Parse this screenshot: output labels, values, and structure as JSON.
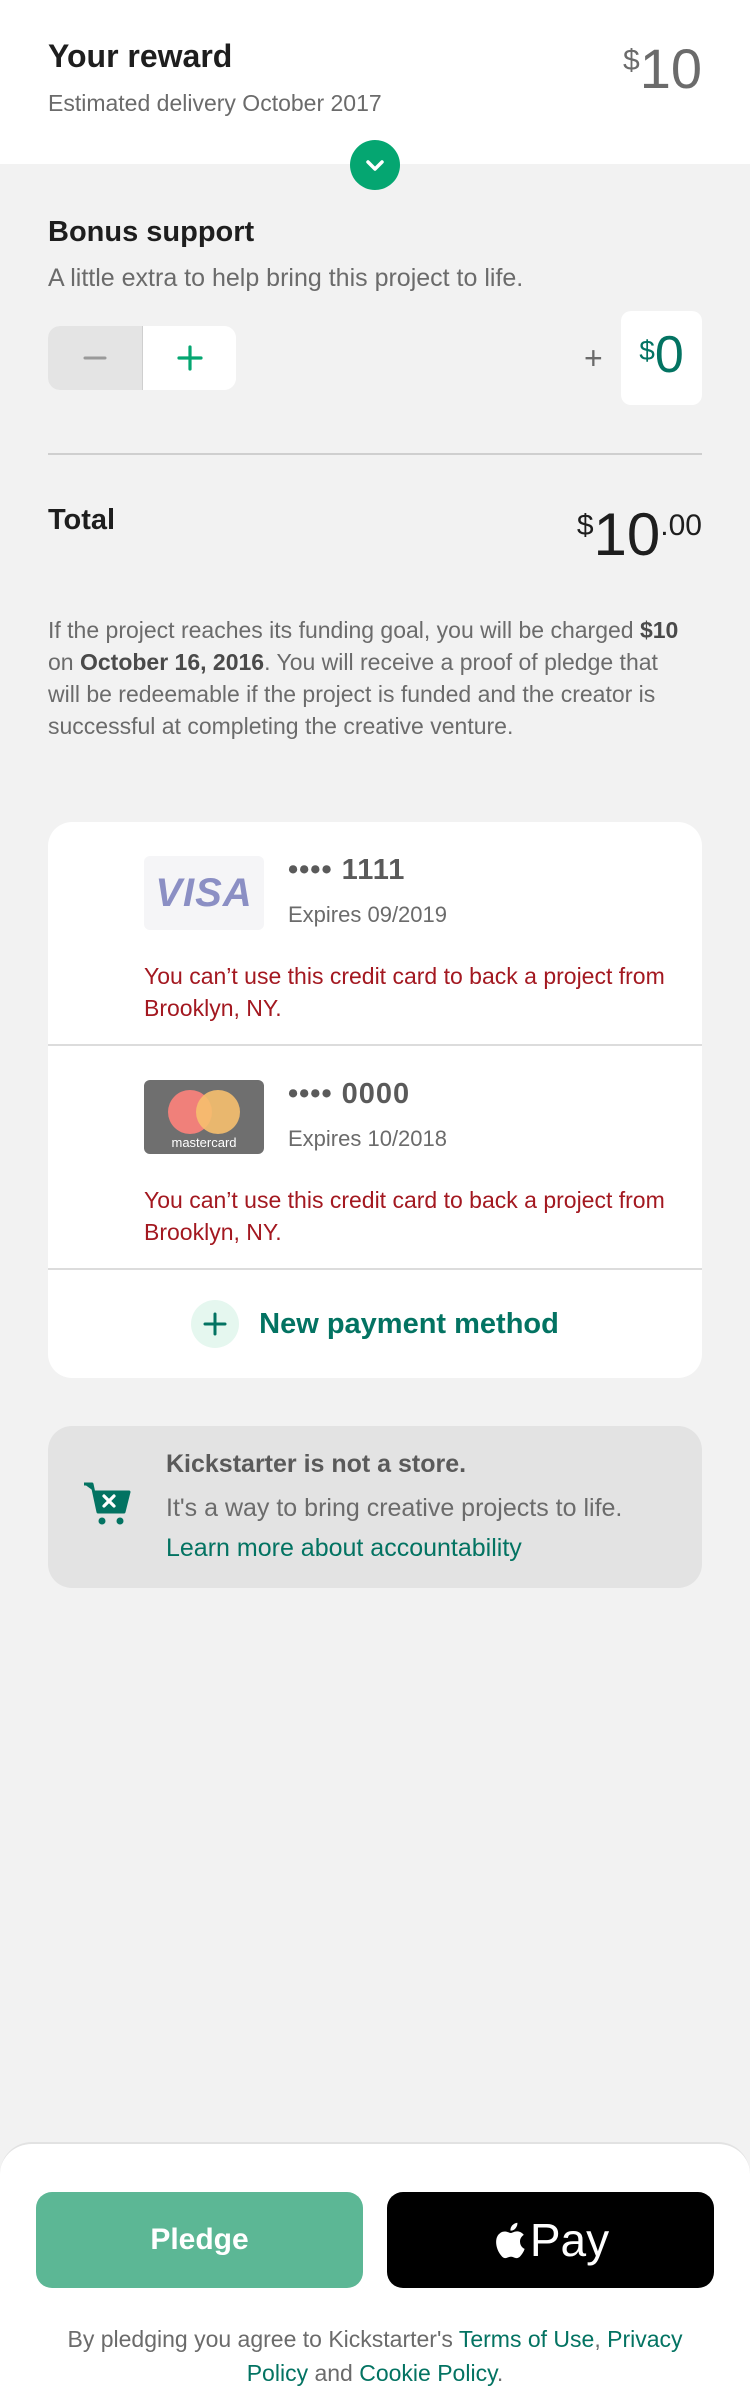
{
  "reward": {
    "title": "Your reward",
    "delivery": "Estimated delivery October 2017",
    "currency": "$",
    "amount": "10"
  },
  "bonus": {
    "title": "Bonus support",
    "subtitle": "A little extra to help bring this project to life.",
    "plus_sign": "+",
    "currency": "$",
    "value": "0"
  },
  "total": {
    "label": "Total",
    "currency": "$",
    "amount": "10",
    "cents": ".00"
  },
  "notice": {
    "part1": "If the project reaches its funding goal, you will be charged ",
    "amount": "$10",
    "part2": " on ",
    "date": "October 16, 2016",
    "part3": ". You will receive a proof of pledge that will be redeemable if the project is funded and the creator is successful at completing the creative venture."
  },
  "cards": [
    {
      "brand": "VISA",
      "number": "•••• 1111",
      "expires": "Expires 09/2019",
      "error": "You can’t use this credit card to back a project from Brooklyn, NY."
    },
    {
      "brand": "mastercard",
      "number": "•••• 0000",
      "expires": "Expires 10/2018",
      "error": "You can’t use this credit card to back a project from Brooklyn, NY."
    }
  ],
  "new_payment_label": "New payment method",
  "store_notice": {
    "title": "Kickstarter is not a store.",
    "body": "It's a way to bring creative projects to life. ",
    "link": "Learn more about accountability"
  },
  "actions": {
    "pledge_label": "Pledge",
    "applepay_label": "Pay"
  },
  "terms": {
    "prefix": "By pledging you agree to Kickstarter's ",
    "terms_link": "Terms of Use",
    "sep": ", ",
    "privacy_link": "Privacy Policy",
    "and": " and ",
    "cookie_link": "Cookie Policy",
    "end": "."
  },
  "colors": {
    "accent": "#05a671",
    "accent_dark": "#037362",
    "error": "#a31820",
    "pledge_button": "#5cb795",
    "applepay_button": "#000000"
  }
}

■ ■ ■ ■ ■

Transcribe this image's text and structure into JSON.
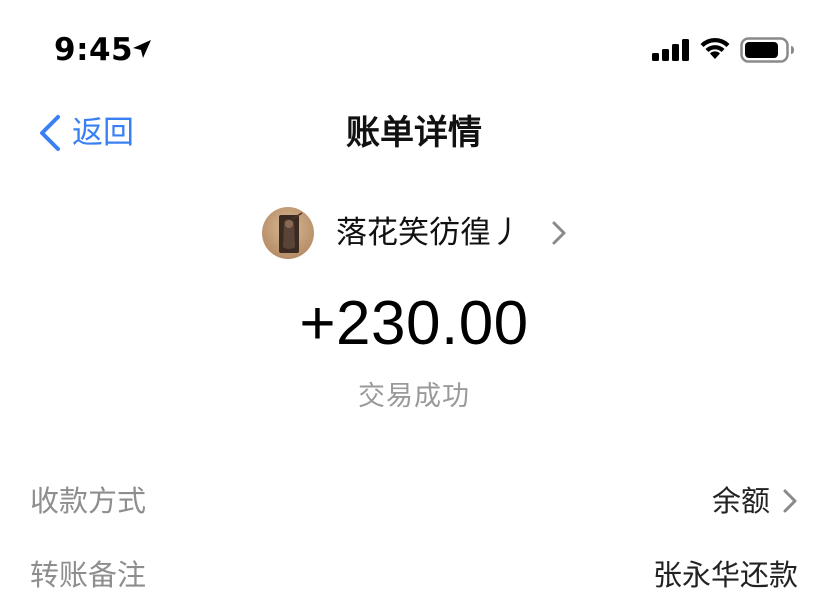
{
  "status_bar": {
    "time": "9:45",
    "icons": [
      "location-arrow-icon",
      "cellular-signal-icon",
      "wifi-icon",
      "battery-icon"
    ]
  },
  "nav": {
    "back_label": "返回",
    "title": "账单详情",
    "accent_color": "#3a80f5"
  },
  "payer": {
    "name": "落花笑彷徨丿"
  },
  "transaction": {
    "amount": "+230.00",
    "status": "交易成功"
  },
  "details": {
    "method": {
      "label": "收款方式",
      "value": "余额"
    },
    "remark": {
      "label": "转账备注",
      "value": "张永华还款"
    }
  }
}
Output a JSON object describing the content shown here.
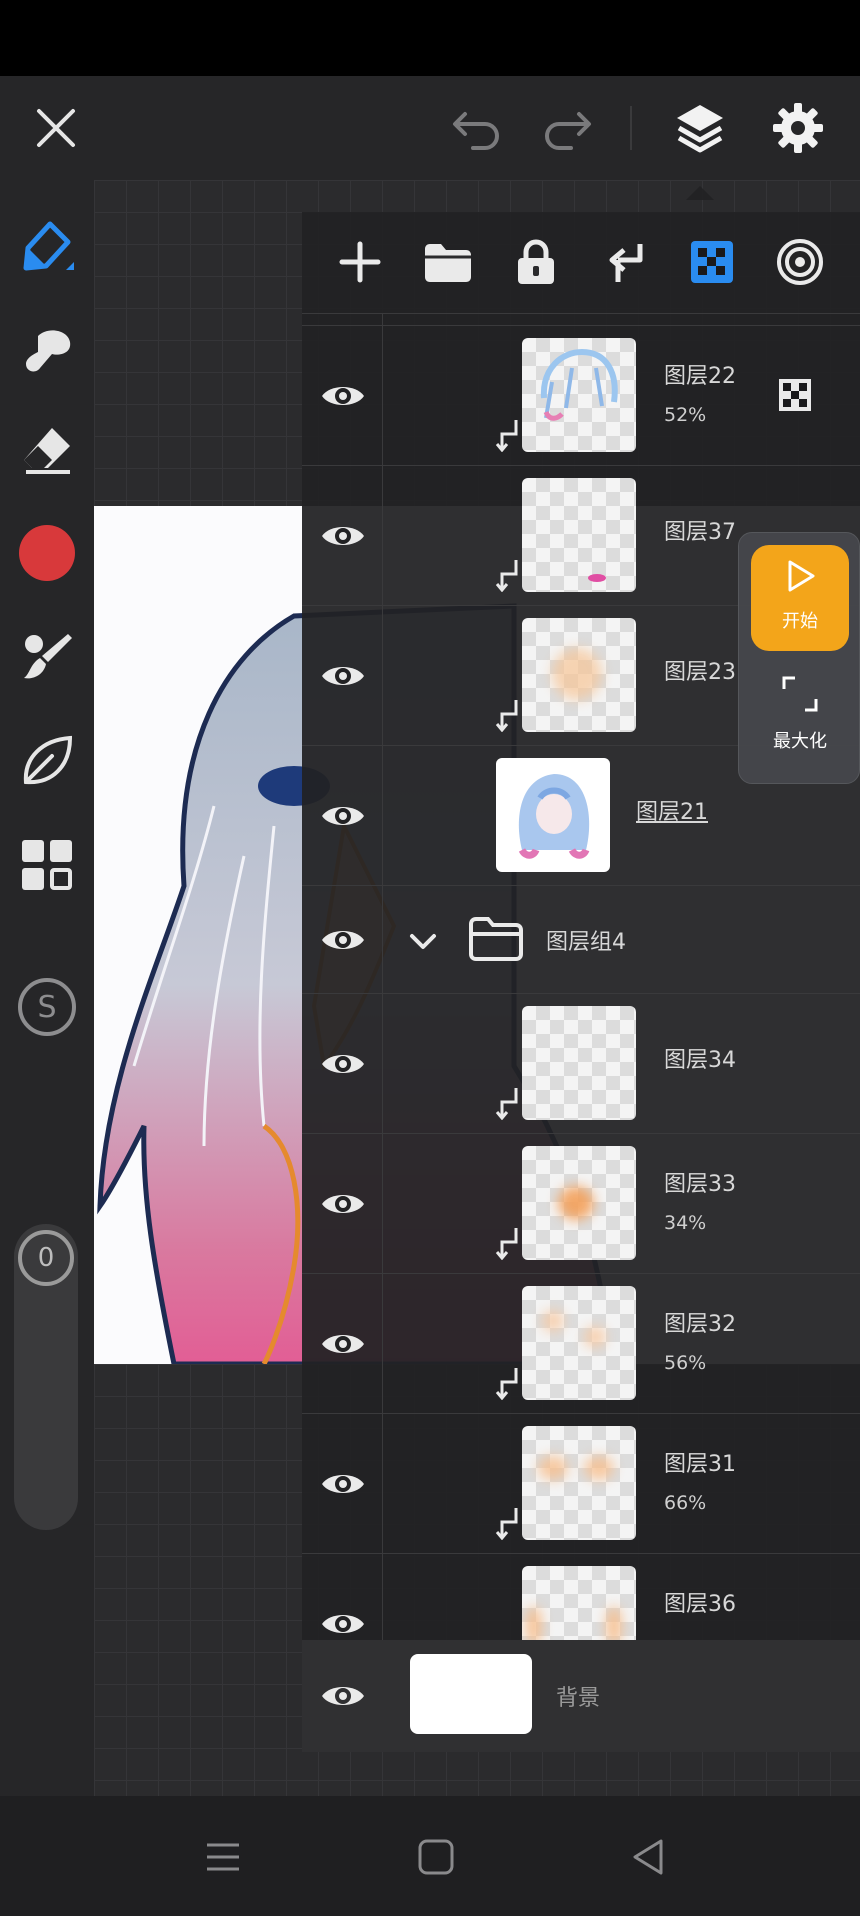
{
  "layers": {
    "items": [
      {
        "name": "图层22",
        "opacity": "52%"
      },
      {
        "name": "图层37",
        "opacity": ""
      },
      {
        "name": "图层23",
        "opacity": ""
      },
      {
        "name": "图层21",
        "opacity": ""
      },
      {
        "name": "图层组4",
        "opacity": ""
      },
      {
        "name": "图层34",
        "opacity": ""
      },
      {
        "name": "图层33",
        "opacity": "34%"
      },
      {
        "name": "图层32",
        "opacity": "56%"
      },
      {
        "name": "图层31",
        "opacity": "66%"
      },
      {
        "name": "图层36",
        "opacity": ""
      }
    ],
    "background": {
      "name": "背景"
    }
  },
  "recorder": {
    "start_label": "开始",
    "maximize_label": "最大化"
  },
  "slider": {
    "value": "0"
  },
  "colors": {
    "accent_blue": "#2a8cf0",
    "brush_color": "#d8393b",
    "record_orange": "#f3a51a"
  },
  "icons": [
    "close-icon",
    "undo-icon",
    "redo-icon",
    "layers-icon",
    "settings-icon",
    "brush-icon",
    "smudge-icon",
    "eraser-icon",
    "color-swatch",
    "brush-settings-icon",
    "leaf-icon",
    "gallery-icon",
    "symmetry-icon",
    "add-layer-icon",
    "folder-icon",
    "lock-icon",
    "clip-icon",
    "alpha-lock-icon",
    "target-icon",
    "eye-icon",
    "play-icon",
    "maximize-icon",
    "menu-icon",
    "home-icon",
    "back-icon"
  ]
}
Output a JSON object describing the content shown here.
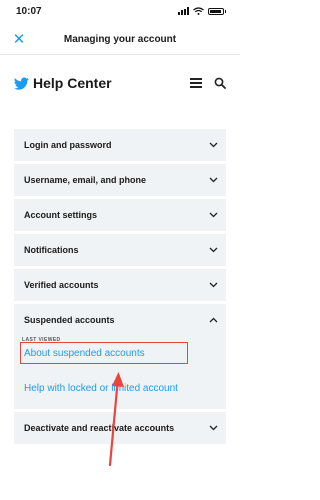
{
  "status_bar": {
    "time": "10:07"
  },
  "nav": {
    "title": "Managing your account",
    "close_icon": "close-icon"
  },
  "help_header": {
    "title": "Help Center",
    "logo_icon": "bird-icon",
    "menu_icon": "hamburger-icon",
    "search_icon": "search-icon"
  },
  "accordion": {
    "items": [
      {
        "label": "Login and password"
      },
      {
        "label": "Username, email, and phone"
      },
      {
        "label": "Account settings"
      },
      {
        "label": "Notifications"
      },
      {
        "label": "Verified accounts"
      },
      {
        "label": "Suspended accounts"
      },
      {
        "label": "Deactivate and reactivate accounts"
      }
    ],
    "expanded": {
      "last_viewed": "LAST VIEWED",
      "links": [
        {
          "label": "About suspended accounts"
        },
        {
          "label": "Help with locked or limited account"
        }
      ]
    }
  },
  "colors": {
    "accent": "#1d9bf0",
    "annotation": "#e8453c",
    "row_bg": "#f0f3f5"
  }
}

■ ■ ■ ■ ■

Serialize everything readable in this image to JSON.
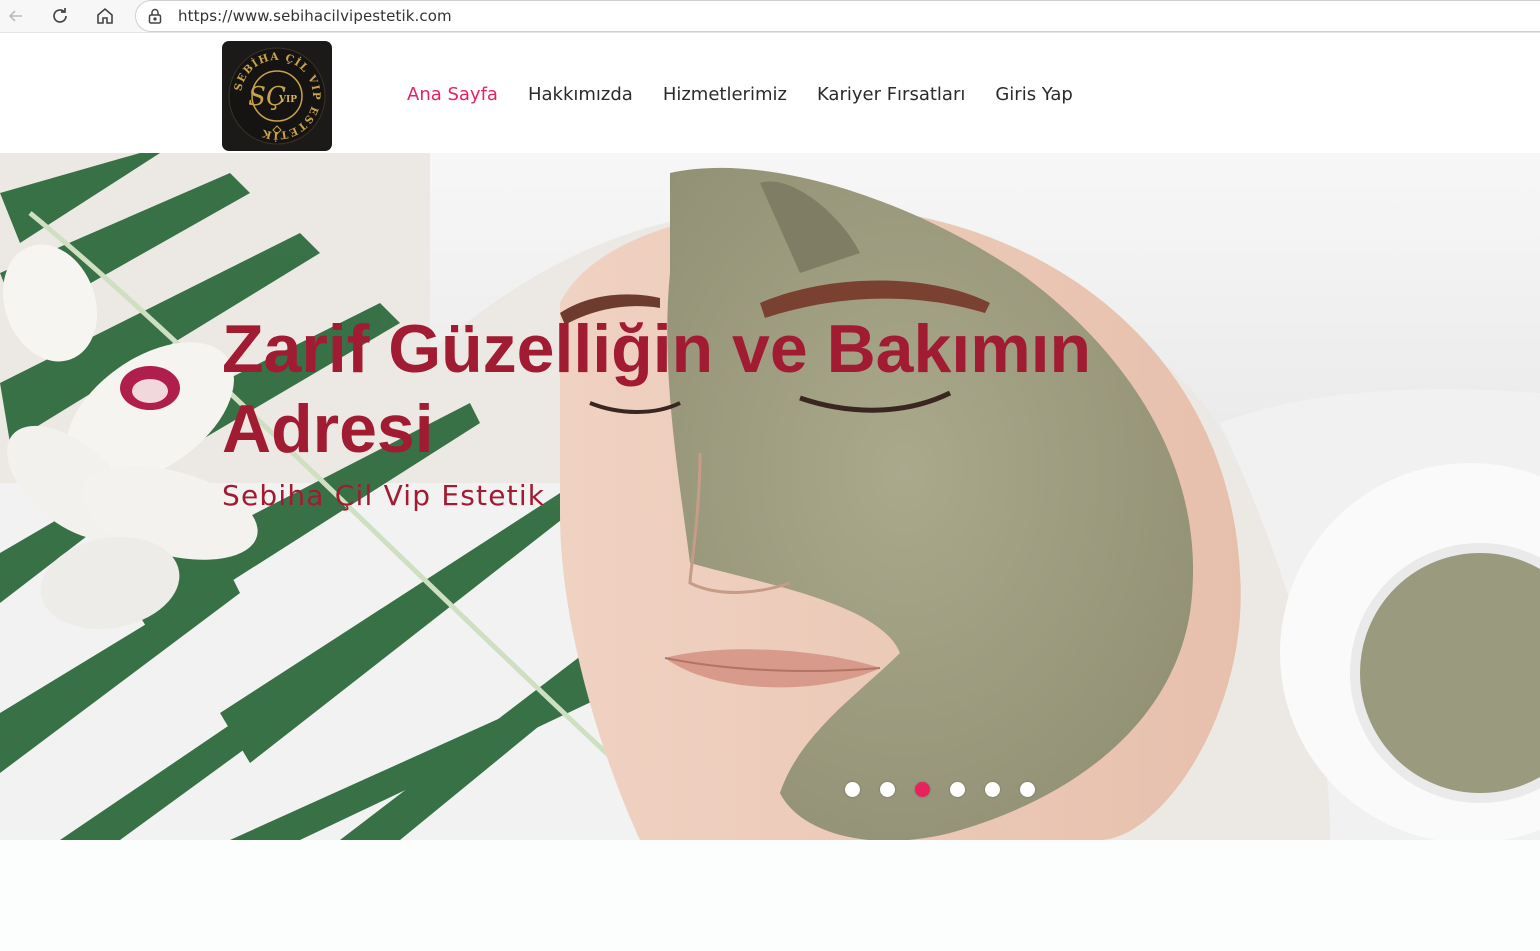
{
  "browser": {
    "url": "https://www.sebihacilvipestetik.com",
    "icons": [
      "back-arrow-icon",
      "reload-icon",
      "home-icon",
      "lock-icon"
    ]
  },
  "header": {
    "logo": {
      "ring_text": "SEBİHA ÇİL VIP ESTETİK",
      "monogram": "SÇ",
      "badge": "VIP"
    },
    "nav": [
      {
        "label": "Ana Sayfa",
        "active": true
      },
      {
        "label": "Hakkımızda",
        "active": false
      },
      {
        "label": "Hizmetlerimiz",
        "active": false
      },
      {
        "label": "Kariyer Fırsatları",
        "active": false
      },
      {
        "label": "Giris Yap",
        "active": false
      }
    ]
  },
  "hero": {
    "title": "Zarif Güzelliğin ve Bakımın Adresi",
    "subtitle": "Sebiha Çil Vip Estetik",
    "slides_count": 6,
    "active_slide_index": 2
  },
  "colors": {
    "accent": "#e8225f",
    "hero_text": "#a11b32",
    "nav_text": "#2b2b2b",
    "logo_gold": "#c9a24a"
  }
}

■ ■ ■ ■ ■

* Written problem
Copy all lines of the material above where the string "settings" occurs.

* Task response
    "settings-icon",
    "brush-settings-icon",
        "label": "Account settings"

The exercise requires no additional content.